• **EXERCISE DETAILS**
Repeat the listing in full. Nothing may be added or left out.

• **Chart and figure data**
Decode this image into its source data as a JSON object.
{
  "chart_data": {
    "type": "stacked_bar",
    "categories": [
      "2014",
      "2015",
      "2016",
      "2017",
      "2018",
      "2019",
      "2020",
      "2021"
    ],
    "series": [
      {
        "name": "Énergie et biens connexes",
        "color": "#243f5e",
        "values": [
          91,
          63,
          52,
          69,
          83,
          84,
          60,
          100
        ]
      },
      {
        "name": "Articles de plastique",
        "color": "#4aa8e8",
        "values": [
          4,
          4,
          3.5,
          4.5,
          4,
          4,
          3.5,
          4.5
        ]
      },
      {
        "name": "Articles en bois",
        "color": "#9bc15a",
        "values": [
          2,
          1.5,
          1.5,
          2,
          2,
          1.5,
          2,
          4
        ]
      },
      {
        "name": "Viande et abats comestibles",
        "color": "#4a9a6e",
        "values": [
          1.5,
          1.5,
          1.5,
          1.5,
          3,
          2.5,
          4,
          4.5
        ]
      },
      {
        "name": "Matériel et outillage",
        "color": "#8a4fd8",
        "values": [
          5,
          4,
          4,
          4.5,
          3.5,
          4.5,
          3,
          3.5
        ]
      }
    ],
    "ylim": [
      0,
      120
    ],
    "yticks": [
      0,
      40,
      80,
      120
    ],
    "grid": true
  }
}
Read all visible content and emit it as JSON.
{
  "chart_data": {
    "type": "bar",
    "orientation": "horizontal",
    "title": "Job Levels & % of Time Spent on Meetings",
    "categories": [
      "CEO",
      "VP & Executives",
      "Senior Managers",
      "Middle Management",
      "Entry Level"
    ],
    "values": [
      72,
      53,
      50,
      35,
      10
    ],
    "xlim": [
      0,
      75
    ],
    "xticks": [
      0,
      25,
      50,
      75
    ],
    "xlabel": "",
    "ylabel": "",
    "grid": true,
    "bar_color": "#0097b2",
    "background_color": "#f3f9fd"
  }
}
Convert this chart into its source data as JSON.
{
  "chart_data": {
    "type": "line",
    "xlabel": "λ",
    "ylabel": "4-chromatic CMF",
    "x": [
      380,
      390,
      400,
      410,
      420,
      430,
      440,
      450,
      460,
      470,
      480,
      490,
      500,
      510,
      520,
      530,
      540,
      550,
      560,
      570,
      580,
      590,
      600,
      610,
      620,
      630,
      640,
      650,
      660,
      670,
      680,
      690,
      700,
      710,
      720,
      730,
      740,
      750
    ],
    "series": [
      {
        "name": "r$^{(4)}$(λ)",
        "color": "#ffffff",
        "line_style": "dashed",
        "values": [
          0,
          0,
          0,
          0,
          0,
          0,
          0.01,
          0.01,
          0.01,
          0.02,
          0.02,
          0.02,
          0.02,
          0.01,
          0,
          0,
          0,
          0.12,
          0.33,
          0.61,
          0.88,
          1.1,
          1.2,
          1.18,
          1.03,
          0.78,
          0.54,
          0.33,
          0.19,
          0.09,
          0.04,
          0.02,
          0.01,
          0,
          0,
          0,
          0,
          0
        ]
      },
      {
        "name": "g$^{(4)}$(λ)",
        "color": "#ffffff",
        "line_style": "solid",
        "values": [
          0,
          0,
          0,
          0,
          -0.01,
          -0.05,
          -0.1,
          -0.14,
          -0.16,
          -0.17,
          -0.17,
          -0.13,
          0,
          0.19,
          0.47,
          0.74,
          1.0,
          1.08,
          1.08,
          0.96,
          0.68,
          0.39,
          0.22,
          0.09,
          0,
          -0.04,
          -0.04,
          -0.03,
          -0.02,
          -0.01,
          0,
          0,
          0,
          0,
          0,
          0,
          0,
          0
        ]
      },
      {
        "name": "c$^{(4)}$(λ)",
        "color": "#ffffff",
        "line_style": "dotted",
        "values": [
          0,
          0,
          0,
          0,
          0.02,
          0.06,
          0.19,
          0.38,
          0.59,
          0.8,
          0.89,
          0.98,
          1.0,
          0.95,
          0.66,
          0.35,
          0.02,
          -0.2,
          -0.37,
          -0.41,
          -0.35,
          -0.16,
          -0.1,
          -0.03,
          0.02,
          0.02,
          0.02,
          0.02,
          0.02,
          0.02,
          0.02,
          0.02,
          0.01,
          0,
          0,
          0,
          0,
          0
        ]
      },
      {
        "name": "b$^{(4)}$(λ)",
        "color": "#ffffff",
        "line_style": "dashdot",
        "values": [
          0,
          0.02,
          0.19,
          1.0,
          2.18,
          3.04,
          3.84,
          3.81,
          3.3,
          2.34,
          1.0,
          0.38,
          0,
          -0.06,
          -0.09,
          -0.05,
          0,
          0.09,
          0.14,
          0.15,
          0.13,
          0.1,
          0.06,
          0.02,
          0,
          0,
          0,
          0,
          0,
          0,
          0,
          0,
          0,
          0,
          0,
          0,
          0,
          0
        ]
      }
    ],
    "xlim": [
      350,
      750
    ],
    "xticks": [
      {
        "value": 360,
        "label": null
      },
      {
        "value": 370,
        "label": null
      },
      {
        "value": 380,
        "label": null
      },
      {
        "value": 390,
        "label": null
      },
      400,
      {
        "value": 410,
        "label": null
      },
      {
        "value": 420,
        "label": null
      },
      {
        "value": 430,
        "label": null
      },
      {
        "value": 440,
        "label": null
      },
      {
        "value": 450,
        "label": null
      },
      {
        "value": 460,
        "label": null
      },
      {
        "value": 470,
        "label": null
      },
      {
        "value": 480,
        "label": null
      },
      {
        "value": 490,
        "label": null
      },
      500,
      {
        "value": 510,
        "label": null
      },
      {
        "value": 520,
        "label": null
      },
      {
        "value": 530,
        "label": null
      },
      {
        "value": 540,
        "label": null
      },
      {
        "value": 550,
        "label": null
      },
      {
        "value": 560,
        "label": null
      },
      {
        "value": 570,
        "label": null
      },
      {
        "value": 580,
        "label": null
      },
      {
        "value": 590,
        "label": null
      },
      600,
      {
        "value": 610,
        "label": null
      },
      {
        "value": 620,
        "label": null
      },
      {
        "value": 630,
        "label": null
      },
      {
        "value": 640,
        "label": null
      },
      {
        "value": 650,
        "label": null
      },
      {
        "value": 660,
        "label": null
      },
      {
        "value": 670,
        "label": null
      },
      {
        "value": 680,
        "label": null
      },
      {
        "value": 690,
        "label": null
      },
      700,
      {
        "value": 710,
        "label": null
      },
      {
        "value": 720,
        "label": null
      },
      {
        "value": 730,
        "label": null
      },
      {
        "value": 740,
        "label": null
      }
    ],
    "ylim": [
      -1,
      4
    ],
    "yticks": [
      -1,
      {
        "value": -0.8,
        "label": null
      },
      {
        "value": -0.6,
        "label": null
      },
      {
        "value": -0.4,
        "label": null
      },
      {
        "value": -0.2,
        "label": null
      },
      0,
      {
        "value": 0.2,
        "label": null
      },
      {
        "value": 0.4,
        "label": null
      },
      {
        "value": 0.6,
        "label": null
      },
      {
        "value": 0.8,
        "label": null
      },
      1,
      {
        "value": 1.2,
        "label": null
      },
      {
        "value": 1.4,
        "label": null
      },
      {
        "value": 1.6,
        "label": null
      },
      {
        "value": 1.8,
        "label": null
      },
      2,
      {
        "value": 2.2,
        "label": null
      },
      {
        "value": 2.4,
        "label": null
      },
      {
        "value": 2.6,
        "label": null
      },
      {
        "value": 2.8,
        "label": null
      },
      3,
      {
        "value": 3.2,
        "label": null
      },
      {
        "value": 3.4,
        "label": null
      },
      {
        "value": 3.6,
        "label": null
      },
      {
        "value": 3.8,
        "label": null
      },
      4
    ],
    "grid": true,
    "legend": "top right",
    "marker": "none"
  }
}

• **RESULT**
Decode this image into its source data as a JSON object.
{
  "chart_data": {
    "type": "stacked_bar",
    "categories": [
      "2014",
      "2015",
      "2016",
      "2017",
      "2018",
      "2019",
      "2020",
      "2021"
    ],
    "series": [
      {
        "name": "Énergie et biens connexes",
        "color": "#243f5e",
        "values": [
          91,
          63,
          52,
          69,
          83,
          84,
          60,
          100
        ]
      },
      {
        "name": "Articles de plastique",
        "color": "#4aa8e8",
        "values": [
          4,
          4,
          3.5,
          4.5,
          4,
          4,
          3.5,
          4.5
        ]
      },
      {
        "name": "Articles en bois",
        "color": "#9bc15a",
        "values": [
          2,
          1.5,
          1.5,
          2,
          2,
          1.5,
          2,
          4
        ]
      },
      {
        "name": "Viande et abats comestibles",
        "color": "#4a9a6e",
        "values": [
          1.5,
          1.5,
          1.5,
          1.5,
          3,
          2.5,
          4,
          4.5
        ]
      },
      {
        "name": "Matériel et outillage",
        "color": "#8a4fd8",
        "values": [
          5,
          4,
          4,
          4.5,
          3.5,
          4.5,
          3,
          3.5
        ]
      }
    ],
    "ylim": [
      0,
      120
    ],
    "yticks": [
      0,
      40,
      80,
      120
    ],
    "grid": true
  }
}
Read all visible content and emit it as JSON.
{
  "chart_data": {
    "type": "bar",
    "orientation": "horizontal",
    "title": "Job Levels & % of Time Spent on Meetings",
    "categories": [
      "CEO",
      "VP & Executives",
      "Senior Managers",
      "Middle Management",
      "Entry Level"
    ],
    "values": [
      72,
      53,
      50,
      35,
      10
    ],
    "xlim": [
      0,
      75
    ],
    "xticks": [
      0,
      25,
      50,
      75
    ],
    "xlabel": "",
    "ylabel": "",
    "grid": true,
    "bar_color": "#0097b2",
    "background_color": "#f3f9fd"
  }
}
Convert this chart into its source data as JSON.
{
  "chart_data": {
    "type": "line",
    "xlabel": "λ",
    "ylabel": "4-chromatic CMF",
    "x": [
      380,
      390,
      400,
      410,
      420,
      430,
      440,
      450,
      460,
      470,
      480,
      490,
      500,
      510,
      520,
      530,
      540,
      550,
      560,
      570,
      580,
      590,
      600,
      610,
      620,
      630,
      640,
      650,
      660,
      670,
      680,
      690,
      700,
      710,
      720,
      730,
      740,
      750
    ],
    "series": [
      {
        "name": "r$^{(4)}$(λ)",
        "color": "#ffffff",
        "line_style": "dashed",
        "values": [
          0,
          0,
          0,
          0,
          0,
          0,
          0.01,
          0.01,
          0.01,
          0.02,
          0.02,
          0.02,
          0.02,
          0.01,
          0,
          0,
          0,
          0.12,
          0.33,
          0.61,
          0.88,
          1.1,
          1.2,
          1.18,
          1.03,
          0.78,
          0.54,
          0.33,
          0.19,
          0.09,
          0.04,
          0.02,
          0.01,
          0,
          0,
          0,
          0,
          0
        ]
      },
      {
        "name": "g$^{(4)}$(λ)",
        "color": "#ffffff",
        "line_style": "solid",
        "values": [
          0,
          0,
          0,
          0,
          -0.01,
          -0.05,
          -0.1,
          -0.14,
          -0.16,
          -0.17,
          -0.17,
          -0.13,
          0,
          0.19,
          0.47,
          0.74,
          1.0,
          1.08,
          1.08,
          0.96,
          0.68,
          0.39,
          0.22,
          0.09,
          0,
          -0.04,
          -0.04,
          -0.03,
          -0.02,
          -0.01,
          0,
          0,
          0,
          0,
          0,
          0,
          0,
          0
        ]
      },
      {
        "name": "c$^{(4)}$(λ)",
        "color": "#ffffff",
        "line_style": "dotted",
        "values": [
          0,
          0,
          0,
          0,
          0.02,
          0.06,
          0.19,
          0.38,
          0.59,
          0.8,
          0.89,
          0.98,
          1.0,
          0.95,
          0.66,
          0.35,
          0.02,
          -0.2,
          -0.37,
          -0.41,
          -0.35,
          -0.16,
          -0.1,
          -0.03,
          0.02,
          0.02,
          0.02,
          0.02,
          0.02,
          0.02,
          0.02,
          0.02,
          0.01,
          0,
          0,
          0,
          0,
          0
        ]
      },
      {
        "name": "b$^{(4)}$(λ)",
        "color": "#ffffff",
        "line_style": "dashdot",
        "values": [
          0,
          0.02,
          0.19,
          1.0,
          2.18,
          3.04,
          3.84,
          3.81,
          3.3,
          2.34,
          1.0,
          0.38,
          0,
          -0.06,
          -0.09,
          -0.05,
          0,
          0.09,
          0.14,
          0.15,
          0.13,
          0.1,
          0.06,
          0.02,
          0,
          0,
          0,
          0,
          0,
          0,
          0,
          0,
          0,
          0,
          0,
          0,
          0,
          0
        ]
      }
    ],
    "xlim": [
      350,
      750
    ],
    "xticks": [
      {
        "value": 360,
        "label": null
      },
      {
        "value": 370,
        "label": null
      },
      {
        "value": 380,
        "label": null
      },
      {
        "value": 390,
        "label": null
      },
      400,
      {
        "value": 410,
        "label": null
      },
      {
        "value": 420,
        "label": null
      },
      {
        "value": 430,
        "label": null
      },
      {
        "value": 440,
        "label": null
      },
      {
        "value": 450,
        "label": null
      },
      {
        "value": 460,
        "label": null
      },
      {
        "value": 470,
        "label": null
      },
      {
        "value": 480,
        "label": null
      },
      {
        "value": 490,
        "label": null
      },
      500,
      {
        "value": 510,
        "label": null
      },
      {
        "value": 520,
        "label": null
      },
      {
        "value": 530,
        "label": null
      },
      {
        "value": 540,
        "label": null
      },
      {
        "value": 550,
        "label": null
      },
      {
        "value": 560,
        "label": null
      },
      {
        "value": 570,
        "label": null
      },
      {
        "value": 580,
        "label": null
      },
      {
        "value": 590,
        "label": null
      },
      600,
      {
        "value": 610,
        "label": null
      },
      {
        "value": 620,
        "label": null
      },
      {
        "value": 630,
        "label": null
      },
      {
        "value": 640,
        "label": null
      },
      {
        "value": 650,
        "label": null
      },
      {
        "value": 660,
        "label": null
      },
      {
        "value": 670,
        "label": null
      },
      {
        "value": 680,
        "label": null
      },
      {
        "value": 690,
        "label": null
      },
      700,
      {
        "value": 710,
        "label": null
      },
      {
        "value": 720,
        "label": null
      },
      {
        "value": 730,
        "label": null
      },
      {
        "value": 740,
        "label": null
      }
    ],
    "ylim": [
      -1,
      4
    ],
    "yticks": [
      -1,
      {
        "value": -0.8,
        "label": null
      },
      {
        "value": -0.6,
        "label": null
      },
      {
        "value": -0.4,
        "label": null
      },
      {
        "value": -0.2,
        "label": null
      },
      0,
      {
        "value": 0.2,
        "label": null
      },
      {
        "value": 0.4,
        "label": null
      },
      {
        "value": 0.6,
        "label": null
      },
      {
        "value": 0.8,
        "label": null
      },
      1,
      {
        "value": 1.2,
        "label": null
      },
      {
        "value": 1.4,
        "label": null
      },
      {
        "value": 1.6,
        "label": null
      },
      {
        "value": 1.8,
        "label": null
      },
      2,
      {
        "value": 2.2,
        "label": null
      },
      {
        "value": 2.4,
        "label": null
      },
      {
        "value": 2.6,
        "label": null
      },
      {
        "value": 2.8,
        "label": null
      },
      3,
      {
        "value": 3.2,
        "label": null
      },
      {
        "value": 3.4,
        "label": null
      },
      {
        "value": 3.6,
        "label": null
      },
      {
        "value": 3.8,
        "label": null
      },
      4
    ],
    "grid": true,
    "legend": "top right",
    "marker": "none"
  }
}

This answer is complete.